-- START Entries provided --
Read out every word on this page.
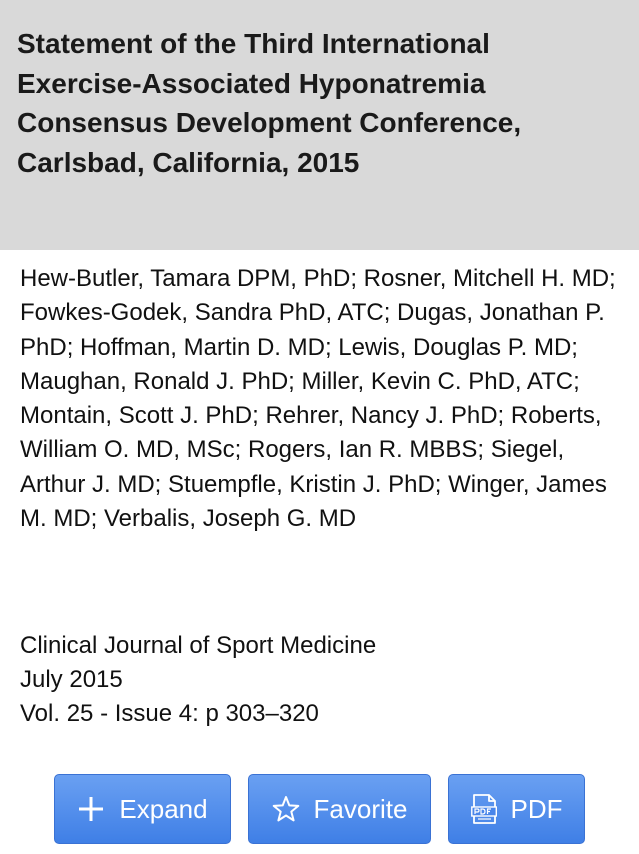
Statement of the Third International Exercise-Associated Hyponatremia Consensus Development Conference, Carlsbad, California, 2015
Hew-Butler, Tamara DPM, PhD; Rosner, Mitchell H. MD; Fowkes-Godek, Sandra PhD, ATC; Dugas, Jonathan P. PhD; Hoffman, Martin D. MD; Lewis, Douglas P. MD; Maughan, Ronald J. PhD; Miller, Kevin C. PhD, ATC; Montain, Scott J. PhD; Rehrer, Nancy J. PhD; Roberts, William O. MD, MSc; Rogers, Ian R. MBBS; Siegel, Arthur J. MD; Stuempfle, Kristin J. PhD; Winger, James M. MD; Verbalis, Joseph G. MD
Clinical Journal of Sport Medicine
July 2015
Vol. 25 - Issue 4: p 303–320
Expand	Favorite	PDF
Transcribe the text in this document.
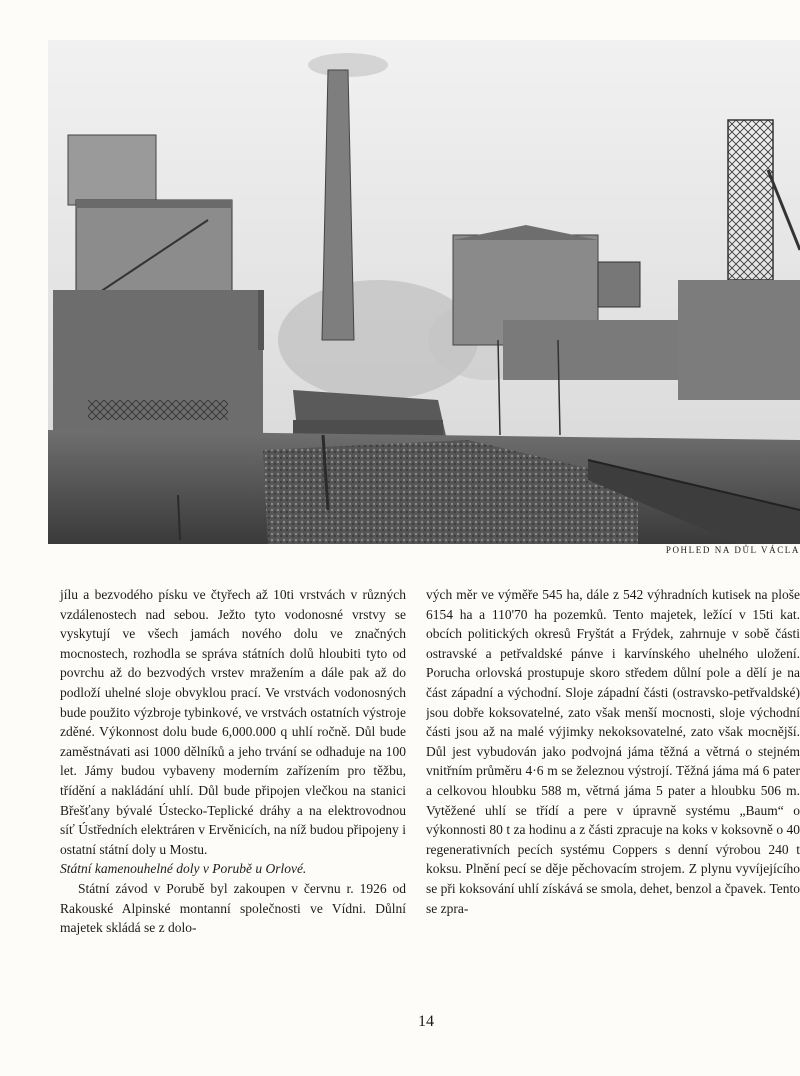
POHLED NA DŮL VÁCLA

jílu a bezvodého písku ve čtyřech až 10ti vrstvách v různých vzdálenostech nad sebou. Ježto tyto vodonosné vrstvy se vyskytují ve všech jamách nového dolu ve značných mocnostech, rozhodla se správa státních dolů hloubiti tyto od povrchu až do bezvodých vrstev mražením a dále pak až do podloží uhelné sloje obvyklou prací. Ve vrstvách vodonosných bude použito výzbroje tybinkové, ve vrstvách ostatních výstroje zděné. Výkonnost dolu bude 6,000.000 q uhlí ročně. Důl bude zaměstnávati asi 1000 dělníků a jeho trvání se odhaduje na 100 let. Jámy budou vybaveny moderním zařízením pro těžbu, třídění a nakládání uhlí. Důl bude připojen vlečkou na stanici Břešťany bývalé Ústecko-Teplické dráhy a na elektrovodnou síť Ústředních elektráren v Ervěnicích, na níž budou připojeny i ostatní státní doly u Mostu.

Státní kamenouhelné doly v Porubě u Orlové.

Státní závod v Porubě byl zakoupen v červnu r. 1926 od Rakouské Alpinské montanní společnosti ve Vídni. Důlní majetek skládá se z dolo-

vých měr ve výměře 545 ha, dále z 542 výhradních kutisek na ploše 6154 ha a 110'70 ha pozemků. Tento majetek, ležící v 15ti kat. obcích politických okresů Fryštát a Frýdek, zahrnuje v sobě části ostravské a petřvaldské pánve i karvínského uhelného uložení. Porucha orlovská prostupuje skoro středem důlní pole a dělí je na část západní a východní. Sloje západní části (ostravsko-petřvaldské) jsou dobře koksovatelné, zato však menší mocnosti, sloje východní části jsou až na malé výjimky nekoksovatelné, zato však mocnější. Důl jest vybudován jako podvojná jáma těžná a větrná o stejném vnitřním průměru 4·6 m se železnou výstrojí. Těžná jáma má 6 pater a celkovou hloubku 588 m, větrná jáma 5 pater a hloubku 506 m. Vytěžené uhlí se třídí a pere v úpravně systému „Baum“ o výkonnosti 80 t za hodinu a z části zpracuje na koks v koksovně o 40 regenerativních pecích systému Coppers s denní výrobou 240 t koksu. Plnění pecí se děje pěchovacím strojem. Z plynu vyvíjejícího se při koksování uhlí získává se smola, dehet, benzol a čpavek. Tento se zpra-

14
-- END Entries provided --
Your objective
Write out the full listing verbatim, excluding its pictures.

Answer for this exercise
Read out every word on this page.
Statement of the Third International Exercise-Associated Hyponatremia Consensus Development Conference, Carlsbad, California, 2015
Hew-Butler, Tamara DPM, PhD; Rosner, Mitchell H. MD; Fowkes-Godek, Sandra PhD, ATC; Dugas, Jonathan P. PhD; Hoffman, Martin D. MD; Lewis, Douglas P. MD; Maughan, Ronald J. PhD; Miller, Kevin C. PhD, ATC; Montain, Scott J. PhD; Rehrer, Nancy J. PhD; Roberts, William O. MD, MSc; Rogers, Ian R. MBBS; Siegel, Arthur J. MD; Stuempfle, Kristin J. PhD; Winger, James M. MD; Verbalis, Joseph G. MD
Clinical Journal of Sport Medicine
July 2015
Vol. 25 - Issue 4: p 303–320
Expand	Favorite	PDF
Transcribe the text in this document.
POHLED NA DŮL VÁCLA

jílu a bezvodého písku ve čtyřech až 10ti vrstvách v různých vzdálenostech nad sebou. Ježto tyto vodonosné vrstvy se vyskytují ve všech jamách nového dolu ve značných mocnostech, rozhodla se správa státních dolů hloubiti tyto od povrchu až do bezvodých vrstev mražením a dále pak až do podloží uhelné sloje obvyklou prací. Ve vrstvách vodonosných bude použito výzbroje tybinkové, ve vrstvách ostatních výstroje zděné. Výkonnost dolu bude 6,000.000 q uhlí ročně. Důl bude zaměstnávati asi 1000 dělníků a jeho trvání se odhaduje na 100 let. Jámy budou vybaveny moderním zařízením pro těžbu, třídění a nakládání uhlí. Důl bude připojen vlečkou na stanici Břešťany bývalé Ústecko-Teplické dráhy a na elektrovodnou síť Ústředních elektráren v Ervěnicích, na níž budou připojeny i ostatní státní doly u Mostu.

Státní kamenouhelné doly v Porubě u Orlové.

Státní závod v Porubě byl zakoupen v červnu r. 1926 od Rakouské Alpinské montanní společnosti ve Vídni. Důlní majetek skládá se z dolo-

vých měr ve výměře 545 ha, dále z 542 výhradních kutisek na ploše 6154 ha a 110'70 ha pozemků. Tento majetek, ležící v 15ti kat. obcích politických okresů Fryštát a Frýdek, zahrnuje v sobě části ostravské a petřvaldské pánve i karvínského uhelného uložení. Porucha orlovská prostupuje skoro středem důlní pole a dělí je na část západní a východní. Sloje západní části (ostravsko-petřvaldské) jsou dobře koksovatelné, zato však menší mocnosti, sloje východní části jsou až na malé výjimky nekoksovatelné, zato však mocnější. Důl jest vybudován jako podvojná jáma těžná a větrná o stejném vnitřním průměru 4·6 m se železnou výstrojí. Těžná jáma má 6 pater a celkovou hloubku 588 m, větrná jáma 5 pater a hloubku 506 m. Vytěžené uhlí se třídí a pere v úpravně systému „Baum“ o výkonnosti 80 t za hodinu a z části zpracuje na koks v koksovně o 40 regenerativních pecích systému Coppers s denní výrobou 240 t koksu. Plnění pecí se děje pěchovacím strojem. Z plynu vyvíjejícího se při koksování uhlí získává se smola, dehet, benzol a čpavek. Tento se zpra-

14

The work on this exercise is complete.